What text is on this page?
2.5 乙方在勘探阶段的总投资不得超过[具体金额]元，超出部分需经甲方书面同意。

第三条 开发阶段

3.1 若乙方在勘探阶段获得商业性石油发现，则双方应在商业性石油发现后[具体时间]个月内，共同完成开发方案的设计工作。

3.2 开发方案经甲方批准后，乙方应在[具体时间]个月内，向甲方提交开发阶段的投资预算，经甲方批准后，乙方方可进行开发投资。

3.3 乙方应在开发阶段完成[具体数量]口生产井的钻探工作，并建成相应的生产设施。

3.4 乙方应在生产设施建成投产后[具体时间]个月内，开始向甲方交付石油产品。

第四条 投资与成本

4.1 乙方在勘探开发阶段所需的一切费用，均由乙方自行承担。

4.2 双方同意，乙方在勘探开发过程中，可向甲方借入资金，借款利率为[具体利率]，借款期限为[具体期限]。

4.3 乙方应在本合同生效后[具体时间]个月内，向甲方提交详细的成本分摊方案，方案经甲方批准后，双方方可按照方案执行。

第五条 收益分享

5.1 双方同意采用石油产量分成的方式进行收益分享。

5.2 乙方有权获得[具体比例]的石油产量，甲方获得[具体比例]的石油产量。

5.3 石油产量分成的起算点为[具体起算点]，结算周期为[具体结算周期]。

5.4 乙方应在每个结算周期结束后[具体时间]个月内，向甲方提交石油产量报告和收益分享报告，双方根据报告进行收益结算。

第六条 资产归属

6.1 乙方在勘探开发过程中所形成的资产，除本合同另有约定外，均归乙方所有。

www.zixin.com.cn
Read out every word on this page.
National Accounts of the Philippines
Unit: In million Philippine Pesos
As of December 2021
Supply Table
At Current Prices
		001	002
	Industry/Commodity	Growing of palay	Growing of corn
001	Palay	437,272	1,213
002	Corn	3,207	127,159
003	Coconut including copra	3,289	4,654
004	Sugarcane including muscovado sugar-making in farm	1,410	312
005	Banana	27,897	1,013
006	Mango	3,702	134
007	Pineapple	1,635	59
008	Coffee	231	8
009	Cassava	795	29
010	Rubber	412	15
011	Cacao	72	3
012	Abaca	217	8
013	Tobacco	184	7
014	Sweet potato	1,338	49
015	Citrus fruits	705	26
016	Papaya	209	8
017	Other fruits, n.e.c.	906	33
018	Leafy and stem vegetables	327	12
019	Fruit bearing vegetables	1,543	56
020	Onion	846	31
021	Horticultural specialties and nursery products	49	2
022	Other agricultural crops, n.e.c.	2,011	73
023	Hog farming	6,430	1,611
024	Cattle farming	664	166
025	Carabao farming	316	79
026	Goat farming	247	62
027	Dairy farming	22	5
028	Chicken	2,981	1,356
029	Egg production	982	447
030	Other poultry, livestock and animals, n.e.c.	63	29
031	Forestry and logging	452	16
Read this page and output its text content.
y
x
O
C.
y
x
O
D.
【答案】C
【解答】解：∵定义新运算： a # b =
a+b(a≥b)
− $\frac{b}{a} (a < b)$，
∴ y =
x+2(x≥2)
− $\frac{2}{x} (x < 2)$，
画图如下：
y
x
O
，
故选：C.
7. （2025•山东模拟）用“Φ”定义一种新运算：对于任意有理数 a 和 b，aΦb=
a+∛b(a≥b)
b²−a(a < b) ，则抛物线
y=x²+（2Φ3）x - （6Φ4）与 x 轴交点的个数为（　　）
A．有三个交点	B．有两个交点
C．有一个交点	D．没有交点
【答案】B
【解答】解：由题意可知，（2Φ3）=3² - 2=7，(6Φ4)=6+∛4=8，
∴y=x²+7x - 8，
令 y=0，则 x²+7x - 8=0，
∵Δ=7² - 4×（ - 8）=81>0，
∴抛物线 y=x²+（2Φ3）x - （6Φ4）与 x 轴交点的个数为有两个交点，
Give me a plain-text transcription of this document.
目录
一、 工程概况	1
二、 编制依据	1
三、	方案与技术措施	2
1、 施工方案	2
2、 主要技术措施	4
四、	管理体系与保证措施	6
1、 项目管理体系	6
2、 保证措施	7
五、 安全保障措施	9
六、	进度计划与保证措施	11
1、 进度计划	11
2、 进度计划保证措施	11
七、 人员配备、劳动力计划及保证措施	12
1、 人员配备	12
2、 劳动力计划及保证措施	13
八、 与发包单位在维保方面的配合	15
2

--------------------------------

**PROMPT**
Reproduce the full set of records precisely.

**THE RESULT**
What text is on this page?
2.5 乙方在勘探阶段的总投资不得超过[具体金额]元，超出部分需经甲方书面同意。

第三条 开发阶段

3.1 若乙方在勘探阶段获得商业性石油发现，则双方应在商业性石油发现后[具体时间]个月内，共同完成开发方案的设计工作。

3.2 开发方案经甲方批准后，乙方应在[具体时间]个月内，向甲方提交开发阶段的投资预算，经甲方批准后，乙方方可进行开发投资。

3.3 乙方应在开发阶段完成[具体数量]口生产井的钻探工作，并建成相应的生产设施。

3.4 乙方应在生产设施建成投产后[具体时间]个月内，开始向甲方交付石油产品。

第四条 投资与成本

4.1 乙方在勘探开发阶段所需的一切费用，均由乙方自行承担。

4.2 双方同意，乙方在勘探开发过程中，可向甲方借入资金，借款利率为[具体利率]，借款期限为[具体期限]。

4.3 乙方应在本合同生效后[具体时间]个月内，向甲方提交详细的成本分摊方案，方案经甲方批准后，双方方可按照方案执行。

第五条 收益分享

5.1 双方同意采用石油产量分成的方式进行收益分享。

5.2 乙方有权获得[具体比例]的石油产量，甲方获得[具体比例]的石油产量。

5.3 石油产量分成的起算点为[具体起算点]，结算周期为[具体结算周期]。

5.4 乙方应在每个结算周期结束后[具体时间]个月内，向甲方提交石油产量报告和收益分享报告，双方根据报告进行收益结算。

第六条 资产归属

6.1 乙方在勘探开发过程中所形成的资产，除本合同另有约定外，均归乙方所有。

www.zixin.com.cn
Read out every word on this page.
National Accounts of the Philippines
Unit: In million Philippine Pesos
As of December 2021
Supply Table
At Current Prices
		001	002
	Industry/Commodity	Growing of palay	Growing of corn
001	Palay	437,272	1,213
002	Corn	3,207	127,159
003	Coconut including copra	3,289	4,654
004	Sugarcane including muscovado sugar-making in farm	1,410	312
005	Banana	27,897	1,013
006	Mango	3,702	134
007	Pineapple	1,635	59
008	Coffee	231	8
009	Cassava	795	29
010	Rubber	412	15
011	Cacao	72	3
012	Abaca	217	8
013	Tobacco	184	7
014	Sweet potato	1,338	49
015	Citrus fruits	705	26
016	Papaya	209	8
017	Other fruits, n.e.c.	906	33
018	Leafy and stem vegetables	327	12
019	Fruit bearing vegetables	1,543	56
020	Onion	846	31
021	Horticultural specialties and nursery products	49	2
022	Other agricultural crops, n.e.c.	2,011	73
023	Hog farming	6,430	1,611
024	Cattle farming	664	166
025	Carabao farming	316	79
026	Goat farming	247	62
027	Dairy farming	22	5
028	Chicken	2,981	1,356
029	Egg production	982	447
030	Other poultry, livestock and animals, n.e.c.	63	29
031	Forestry and logging	452	16
Read this page and output its text content.
y
x
O
C.
y
x
O
D.
【答案】C
【解答】解：∵定义新运算： a # b =
a+b(a≥b)
− $\frac{b}{a} (a < b)$，
∴ y =
x+2(x≥2)
− $\frac{2}{x} (x < 2)$，
画图如下：
y
x
O
，
故选：C.
7. （2025•山东模拟）用“Φ”定义一种新运算：对于任意有理数 a 和 b，aΦb=
a+∛b(a≥b)
b²−a(a < b) ，则抛物线
y=x²+（2Φ3）x - （6Φ4）与 x 轴交点的个数为（　　）
A．有三个交点	B．有两个交点
C．有一个交点	D．没有交点
【答案】B
【解答】解：由题意可知，（2Φ3）=3² - 2=7，(6Φ4)=6+∛4=8，
∴y=x²+7x - 8，
令 y=0，则 x²+7x - 8=0，
∵Δ=7² - 4×（ - 8）=81>0，
∴抛物线 y=x²+（2Φ3）x - （6Φ4）与 x 轴交点的个数为有两个交点，
Give me a plain-text transcription of this document.
目录
一、 工程概况	1
二、 编制依据	1
三、	方案与技术措施	2
1、 施工方案	2
2、 主要技术措施	4
四、	管理体系与保证措施	6
1、 项目管理体系	6
2、 保证措施	7
五、 安全保障措施	9
六、	进度计划与保证措施	11
1、 进度计划	11
2、 进度计划保证措施	11
七、 人员配备、劳动力计划及保证措施	12
1、 人员配备	12
2、 劳动力计划及保证措施	13
八、 与发包单位在维保方面的配合	15
2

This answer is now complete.